__Written problem__.
Extract all lines in the data that contain the word "public".

Stored items
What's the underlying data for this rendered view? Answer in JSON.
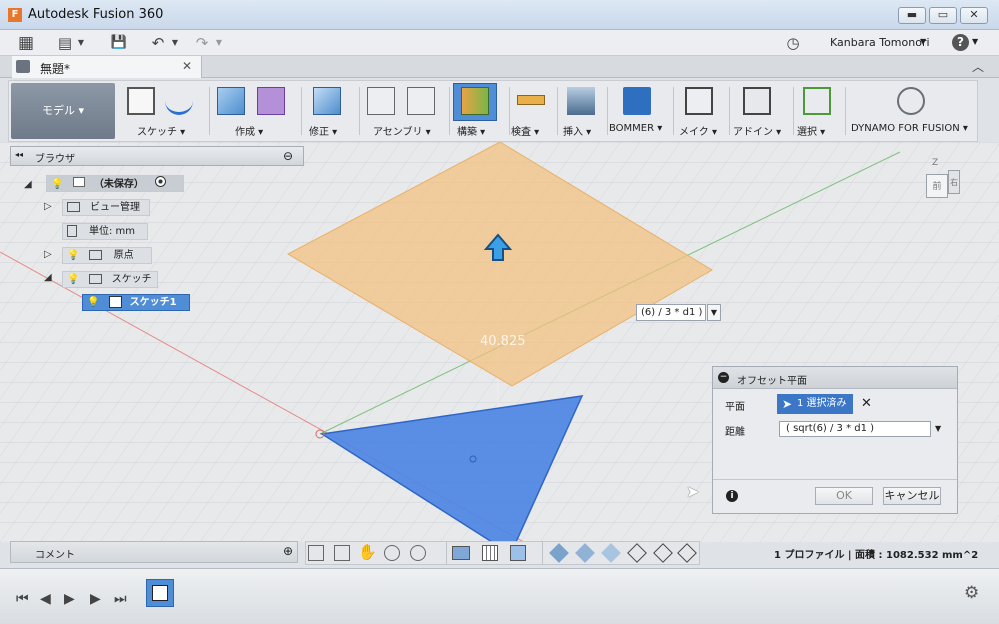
{
  "window": {
    "title": "Autodesk Fusion 360",
    "app_icon": "F",
    "min_label": "▬",
    "max_label": "▭",
    "close_label": "✕"
  },
  "qat": {
    "user": "Kanbara Tomonori",
    "user_caret": "▼",
    "help": "?",
    "help_caret": "▼",
    "grid_icon": "▦",
    "file_icon": "▤",
    "file_caret": "▼",
    "save_icon": "💾",
    "undo_icon": "↶",
    "undo_caret": "▼",
    "redo_icon": "↷",
    "redo_caret": "▼",
    "clock_icon": "◷"
  },
  "tab": {
    "label": "無題*",
    "close": "✕",
    "collapse": "︿"
  },
  "toolbar": {
    "workspace": "モデル ▾",
    "groups": [
      {
        "label": "スケッチ ▾"
      },
      {
        "label": "作成 ▾"
      },
      {
        "label": "修正 ▾"
      },
      {
        "label": "アセンブリ ▾"
      },
      {
        "label": "構築 ▾"
      },
      {
        "label": "検査 ▾"
      },
      {
        "label": "挿入 ▾"
      },
      {
        "label": "BOMMER ▾"
      },
      {
        "label": "メイク ▾"
      },
      {
        "label": "アドイン ▾"
      },
      {
        "label": "選択 ▾"
      },
      {
        "label": "DYNAMO FOR FUSION ▾"
      }
    ]
  },
  "browser": {
    "title": "ブラウザ",
    "back_icon": "◂◂",
    "minus_icon": "⊖",
    "root": "（未保存）",
    "items": [
      {
        "label": "ビュー管理"
      },
      {
        "label": "単位: mm"
      },
      {
        "label": "原点"
      },
      {
        "label": "スケッチ"
      },
      {
        "label": "スケッチ1"
      }
    ]
  },
  "viewport": {
    "dimension_label": "40.825",
    "float_input": "(6) / 3 * d1 )"
  },
  "dialog": {
    "title": "オフセット平面",
    "plane_label": "平面",
    "plane_value": "1 選択済み",
    "plane_clear": "✕",
    "distance_label": "距離",
    "distance_value": "( sqrt(6) / 3 * d1 )",
    "ok": "OK",
    "cancel": "キャンセル",
    "info": "i"
  },
  "comment": {
    "label": "コメント",
    "add": "⊕"
  },
  "status": {
    "text": "1 プロファイル | 面積 : 1082.532 mm^2"
  },
  "viewcube": {
    "front": "前",
    "right": "右",
    "z": "Z"
  },
  "timeline": {
    "first": "⏮",
    "prev": "◀",
    "play": "▶",
    "next": "▶",
    "last": "⏭",
    "gear": "⚙"
  },
  "colors": {
    "accent": "#3b77c6",
    "offset_plane": "#f2c07d",
    "sketch_face": "#4d86e3"
  }
}
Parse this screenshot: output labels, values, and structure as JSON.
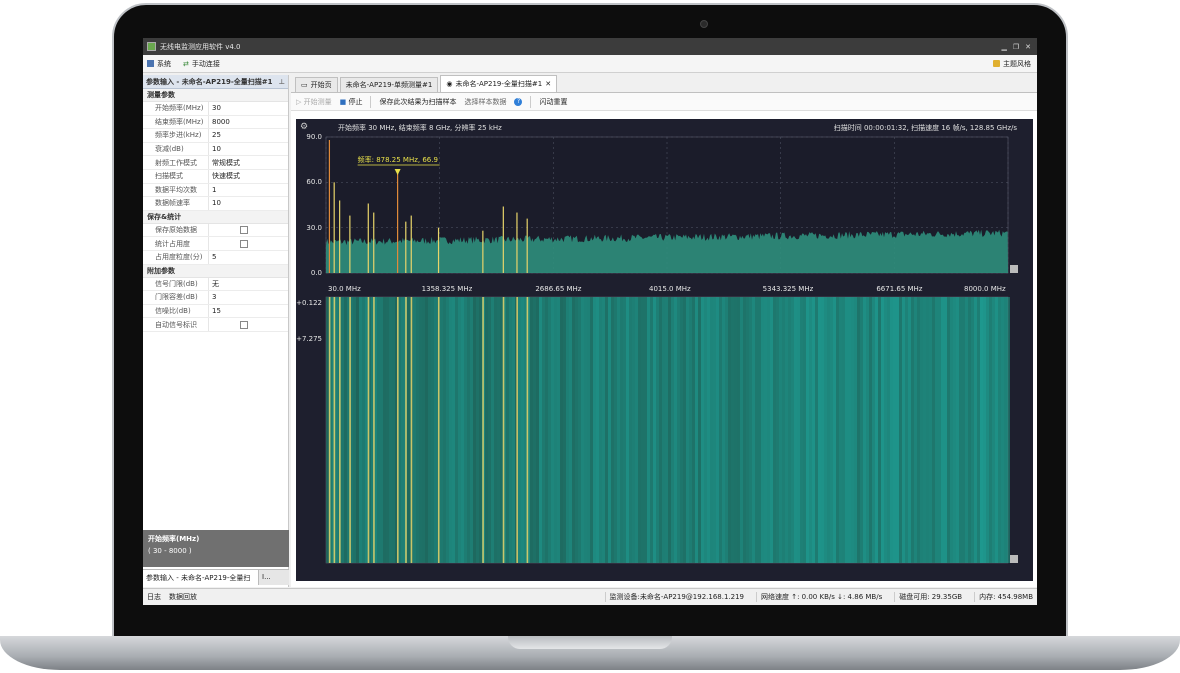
{
  "window": {
    "title": "无线电监测应用软件 v4.0"
  },
  "menu": {
    "system": "系统",
    "manual_connect": "手动连接",
    "theme": "主题风格"
  },
  "left_panel": {
    "header": "参数输入 - 未命名-AP219-全量扫描#1",
    "sections": [
      {
        "title": "测量参数",
        "rows": [
          {
            "k": "开始频率(MHz)",
            "v": "30"
          },
          {
            "k": "结束频率(MHz)",
            "v": "8000"
          },
          {
            "k": "频率步进(kHz)",
            "v": "25"
          },
          {
            "k": "衰减(dB)",
            "v": "10"
          },
          {
            "k": "射频工作模式",
            "v": "常规模式"
          },
          {
            "k": "扫描模式",
            "v": "快速模式"
          },
          {
            "k": "数据平均次数",
            "v": "1"
          },
          {
            "k": "数据帧速率",
            "v": "10"
          }
        ]
      },
      {
        "title": "保存&统计",
        "rows": [
          {
            "k": "保存原始数据",
            "v": ""
          },
          {
            "k": "统计占用度",
            "v": ""
          },
          {
            "k": "占用度粒度(分)",
            "v": "5"
          }
        ]
      },
      {
        "title": "附加参数",
        "rows": [
          {
            "k": "信号门限(dB)",
            "v": "无"
          },
          {
            "k": "门限容差(dB)",
            "v": "3"
          },
          {
            "k": "信噪比(dB)",
            "v": "15"
          },
          {
            "k": "自动信号标识",
            "v": ""
          }
        ]
      }
    ],
    "desc_title": "开始频率(MHz)",
    "desc_range": "( 30 - 8000 )",
    "bottom_tab_1": "参数输入 - 未命名-AP219-全量扫",
    "bottom_tab_2": "I..."
  },
  "tabs": [
    "开始页",
    "未命名-AP219-单频测量#1",
    "未命名-AP219-全量扫描#1"
  ],
  "toolbar": {
    "start": "开始测量",
    "stop": "停止",
    "save_result": "保存此次结果为扫描样本",
    "select_sample": "选择样本数据",
    "flash_reset": "闪动重置"
  },
  "spectrum": {
    "left_info": "开始频率 30 MHz, 结束频率 8 GHz, 分辨率 25 kHz",
    "right_info": "扫描时间 00:00:01:32, 扫描速度 16 帧/s, 128.85 GHz/s",
    "marker": "频率: 878.25 MHz, 66.9",
    "y_ticks": [
      "90.0",
      "60.0",
      "30.0",
      "0.0"
    ],
    "x_ticks": [
      "30.0 MHz",
      "1358.325 MHz",
      "2686.65 MHz",
      "4015.0 MHz",
      "5343.325 MHz",
      "6671.65 MHz",
      "8000.0 MHz"
    ],
    "wf_ticks": [
      "+0.122",
      "+7.275"
    ]
  },
  "status": {
    "left1": "日志",
    "left2": "数据回放",
    "device": "监测设备:未命名-AP219@192.168.1.219",
    "net": "网络速度 ↑: 0.00 KB/s ↓: 4.86 MB/s",
    "disk": "磁盘可用: 29.35GB",
    "mem": "内存: 454.98MB"
  },
  "colors": {
    "plot_bg": "#1e1f2e",
    "noise": "#2f8f7c",
    "waterfall": "#1f6f72",
    "signal": "#e8d46a",
    "marker": "#e8e04a"
  }
}
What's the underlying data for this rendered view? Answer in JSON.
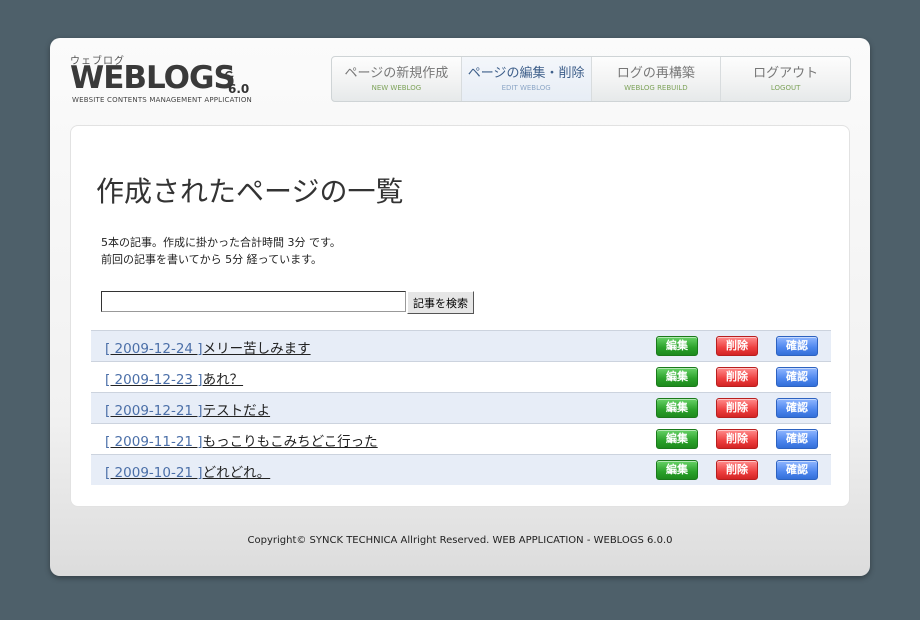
{
  "logo": {
    "kana": "ウェブログ",
    "name": "WEBLOGS",
    "version": "6.0",
    "tagline": "WEBSITE CONTENTS MANAGEMENT APPLICATION"
  },
  "nav": {
    "items": [
      {
        "label": "ページの新規作成",
        "sub": "NEW WEBLOG",
        "active": false
      },
      {
        "label": "ページの編集・削除",
        "sub": "EDIT WEBLOG",
        "active": true
      },
      {
        "label": "ログの再構築",
        "sub": "WEBLOG REBUILD",
        "active": false
      },
      {
        "label": "ログアウト",
        "sub": "LOGOUT",
        "active": false
      }
    ]
  },
  "main": {
    "title": "作成されたページの一覧",
    "stats_line1": "5本の記事。作成に掛かった合計時間 3分 です。",
    "stats_line2": "前回の記事を書いてから 5分 経っています。",
    "search": {
      "value": "",
      "button_label": "記事を検索"
    },
    "articles": [
      {
        "date": "[ 2009-12-24 ]",
        "title": "メリー苦しみます"
      },
      {
        "date": "[ 2009-12-23 ]",
        "title": "あれ？"
      },
      {
        "date": "[ 2009-12-21 ]",
        "title": "テストだよ"
      },
      {
        "date": "[ 2009-11-21 ]",
        "title": "もっこりもこみちどこ行った"
      },
      {
        "date": "[ 2009-10-21 ]",
        "title": "どれどれ。"
      }
    ],
    "actions": {
      "edit": "編集",
      "delete": "削除",
      "confirm": "確認"
    }
  },
  "footer": {
    "copyright": "Copyright© SYNCK TECHNICA Allright Reserved. WEB APPLICATION - WEBLOGS 6.0.0"
  },
  "colors": {
    "background": "#4e606a",
    "edit": "#2aa12a",
    "delete": "#ee3f3f",
    "confirm": "#4d86ee",
    "active_nav": "#3e5f8a"
  }
}
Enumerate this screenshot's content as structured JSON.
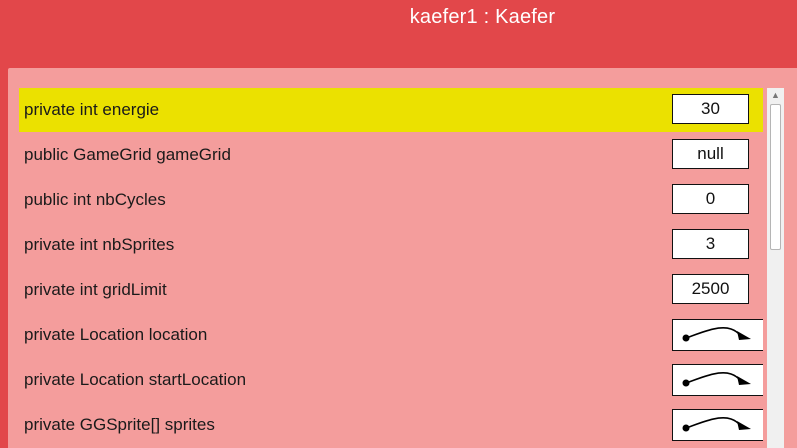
{
  "window": {
    "title": "kaefer1 : Kaefer"
  },
  "fields": [
    {
      "label": "private int energie",
      "value": "30",
      "kind": "value",
      "selected": true
    },
    {
      "label": "public GameGrid gameGrid",
      "value": "null",
      "kind": "value",
      "selected": false
    },
    {
      "label": "public int nbCycles",
      "value": "0",
      "kind": "value",
      "selected": false
    },
    {
      "label": "private int nbSprites",
      "value": "3",
      "kind": "value",
      "selected": false
    },
    {
      "label": "private int gridLimit",
      "value": "2500",
      "kind": "value",
      "selected": false
    },
    {
      "label": "private Location location",
      "icon": "object-reference-arrow-icon",
      "kind": "reference",
      "selected": false
    },
    {
      "label": "private Location startLocation",
      "icon": "object-reference-arrow-icon",
      "kind": "reference",
      "selected": false
    },
    {
      "label": "private GGSprite[] sprites",
      "icon": "object-reference-arrow-icon",
      "kind": "reference",
      "selected": false
    }
  ],
  "colors": {
    "titlebar": "#e2474a",
    "panel": "#f49d9c",
    "selection": "#ebe100"
  }
}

__Finished exercise__.
      "label": "public GameGrid gameGrid",
      "label": "public int nbCycles",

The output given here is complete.